*Given information*

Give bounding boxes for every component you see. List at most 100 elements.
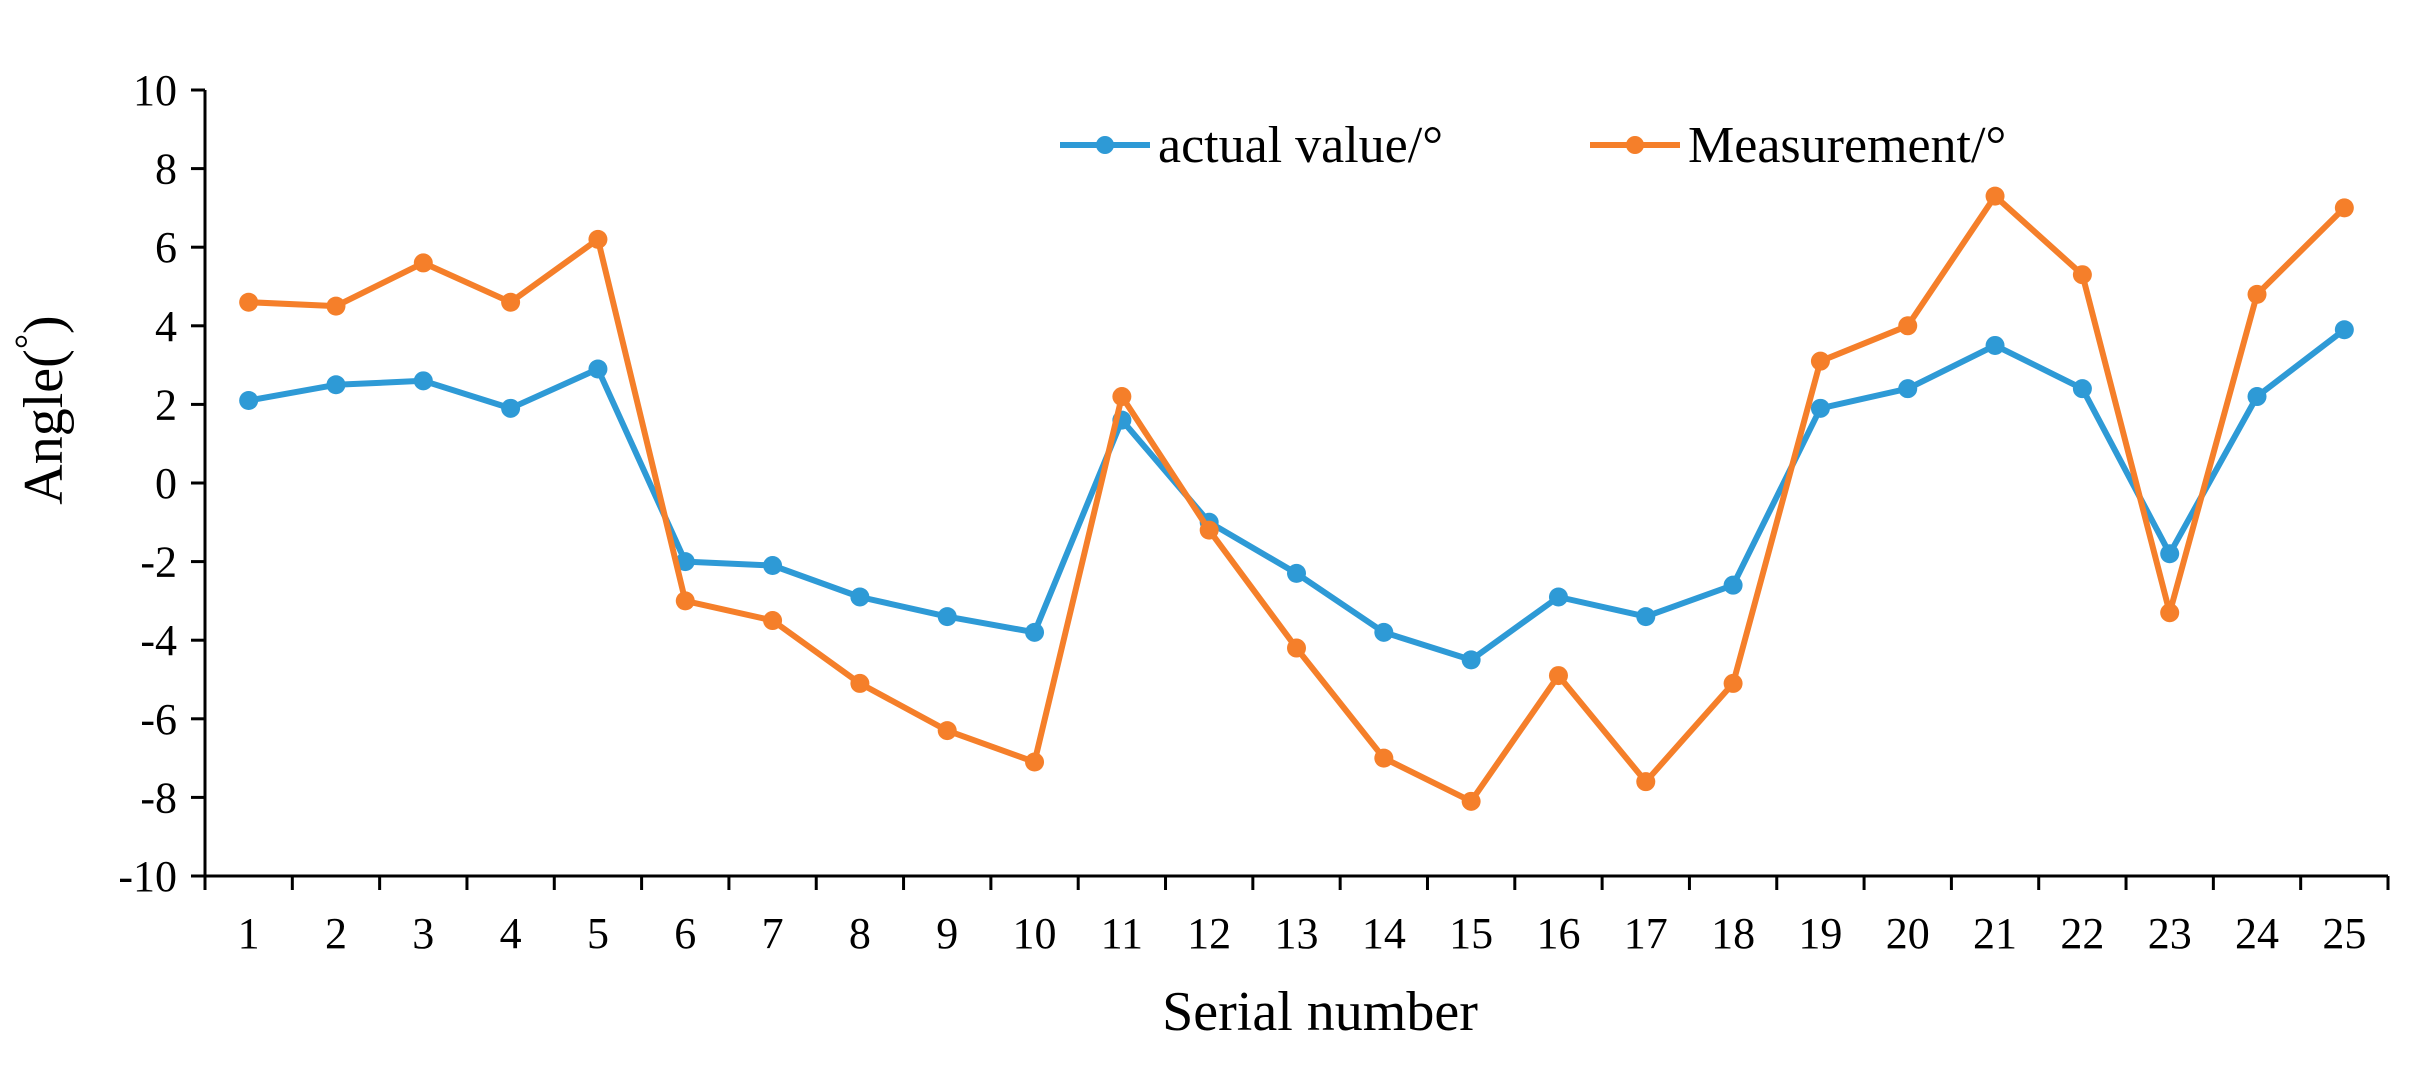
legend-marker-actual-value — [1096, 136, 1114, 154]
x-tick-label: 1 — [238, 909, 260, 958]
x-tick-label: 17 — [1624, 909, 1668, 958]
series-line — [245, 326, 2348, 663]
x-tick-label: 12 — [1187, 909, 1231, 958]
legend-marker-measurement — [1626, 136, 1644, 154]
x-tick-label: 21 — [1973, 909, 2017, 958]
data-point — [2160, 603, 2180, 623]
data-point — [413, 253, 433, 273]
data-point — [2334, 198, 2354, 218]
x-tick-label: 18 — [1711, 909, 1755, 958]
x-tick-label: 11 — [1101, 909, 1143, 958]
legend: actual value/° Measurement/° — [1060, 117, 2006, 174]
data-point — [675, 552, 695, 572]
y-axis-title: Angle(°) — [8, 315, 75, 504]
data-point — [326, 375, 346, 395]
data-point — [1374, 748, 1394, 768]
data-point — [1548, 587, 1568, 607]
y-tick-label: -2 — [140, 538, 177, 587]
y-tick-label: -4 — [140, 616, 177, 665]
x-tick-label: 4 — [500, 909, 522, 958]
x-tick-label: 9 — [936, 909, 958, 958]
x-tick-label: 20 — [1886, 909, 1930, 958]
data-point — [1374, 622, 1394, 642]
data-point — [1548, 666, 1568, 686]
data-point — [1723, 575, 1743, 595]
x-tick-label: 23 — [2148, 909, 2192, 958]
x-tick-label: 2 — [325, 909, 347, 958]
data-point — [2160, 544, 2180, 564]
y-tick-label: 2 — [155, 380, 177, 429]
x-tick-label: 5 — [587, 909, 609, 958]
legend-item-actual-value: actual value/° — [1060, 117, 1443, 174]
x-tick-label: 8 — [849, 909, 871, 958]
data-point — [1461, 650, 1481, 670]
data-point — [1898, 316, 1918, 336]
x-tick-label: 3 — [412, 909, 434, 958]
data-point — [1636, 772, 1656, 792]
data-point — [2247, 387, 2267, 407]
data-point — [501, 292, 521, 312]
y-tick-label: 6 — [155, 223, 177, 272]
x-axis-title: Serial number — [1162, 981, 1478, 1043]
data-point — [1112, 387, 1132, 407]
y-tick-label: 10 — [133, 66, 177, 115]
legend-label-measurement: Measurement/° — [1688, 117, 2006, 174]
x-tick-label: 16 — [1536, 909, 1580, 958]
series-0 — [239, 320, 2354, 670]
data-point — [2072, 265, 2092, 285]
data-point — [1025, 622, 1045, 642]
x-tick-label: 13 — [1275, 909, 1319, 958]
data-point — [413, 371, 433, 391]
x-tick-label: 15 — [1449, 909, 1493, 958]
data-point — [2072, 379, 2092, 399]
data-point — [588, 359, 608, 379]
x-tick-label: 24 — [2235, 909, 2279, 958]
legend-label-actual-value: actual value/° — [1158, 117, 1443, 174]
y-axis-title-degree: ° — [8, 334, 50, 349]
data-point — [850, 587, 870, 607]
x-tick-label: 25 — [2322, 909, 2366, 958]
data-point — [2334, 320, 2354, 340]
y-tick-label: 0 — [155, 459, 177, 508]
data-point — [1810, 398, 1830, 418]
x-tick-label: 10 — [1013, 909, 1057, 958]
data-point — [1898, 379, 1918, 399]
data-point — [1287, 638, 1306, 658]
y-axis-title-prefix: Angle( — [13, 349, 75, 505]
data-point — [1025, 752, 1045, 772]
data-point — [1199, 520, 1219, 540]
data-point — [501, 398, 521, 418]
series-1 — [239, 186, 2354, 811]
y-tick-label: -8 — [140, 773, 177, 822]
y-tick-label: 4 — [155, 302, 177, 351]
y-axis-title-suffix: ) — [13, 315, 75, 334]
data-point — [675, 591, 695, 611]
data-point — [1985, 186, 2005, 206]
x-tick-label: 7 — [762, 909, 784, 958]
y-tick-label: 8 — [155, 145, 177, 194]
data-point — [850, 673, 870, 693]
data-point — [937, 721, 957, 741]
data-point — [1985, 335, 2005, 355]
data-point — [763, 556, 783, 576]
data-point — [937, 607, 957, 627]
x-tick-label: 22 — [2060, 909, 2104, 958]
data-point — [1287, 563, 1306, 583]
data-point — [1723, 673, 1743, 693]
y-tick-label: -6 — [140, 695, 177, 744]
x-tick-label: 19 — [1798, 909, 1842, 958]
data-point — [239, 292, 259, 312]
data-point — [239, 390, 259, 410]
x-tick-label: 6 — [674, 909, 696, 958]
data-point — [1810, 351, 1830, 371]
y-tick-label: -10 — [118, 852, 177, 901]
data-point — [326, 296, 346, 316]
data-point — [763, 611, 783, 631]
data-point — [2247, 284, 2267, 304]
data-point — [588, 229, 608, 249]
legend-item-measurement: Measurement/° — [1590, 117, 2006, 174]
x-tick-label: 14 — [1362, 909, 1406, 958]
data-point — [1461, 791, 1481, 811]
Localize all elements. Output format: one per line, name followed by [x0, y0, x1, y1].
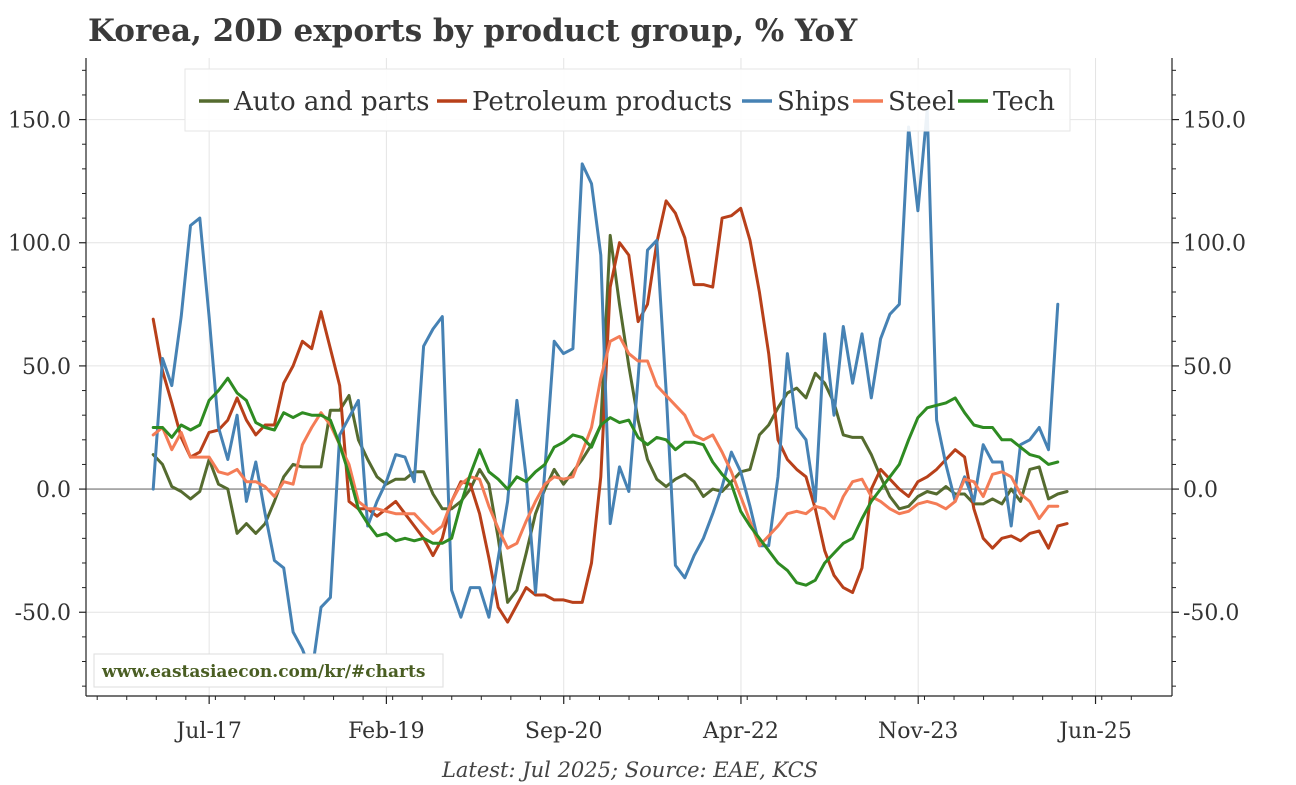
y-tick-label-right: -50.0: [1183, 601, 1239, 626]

*Exercise brief*
Quote everything from the line containing "legend-marker-actual-value — [1096, 136, 1114, 154]" down to the line containing "data-point — [1548, 587, 1568, 607]", including both of those lines.

*Final result*
legend-marker-actual-value — [1096, 136, 1114, 154]
x-tick-label: 1 — [238, 909, 260, 958]
x-tick-label: 17 — [1624, 909, 1668, 958]
series-line — [245, 326, 2348, 663]
x-tick-label: 12 — [1187, 909, 1231, 958]
legend-marker-measurement — [1626, 136, 1644, 154]
x-tick-label: 21 — [1973, 909, 2017, 958]
data-point — [2160, 603, 2180, 623]
data-point — [413, 253, 433, 273]
data-point — [2334, 198, 2354, 218]
x-tick-label: 18 — [1711, 909, 1755, 958]
x-tick-label: 11 — [1101, 909, 1143, 958]
legend: actual value/° Measurement/° — [1060, 117, 2006, 174]
data-point — [675, 552, 695, 572]
y-axis-title: Angle(°) — [8, 315, 75, 504]
data-point — [326, 375, 346, 395]
data-point — [1374, 748, 1394, 768]
data-point — [1548, 587, 1568, 607]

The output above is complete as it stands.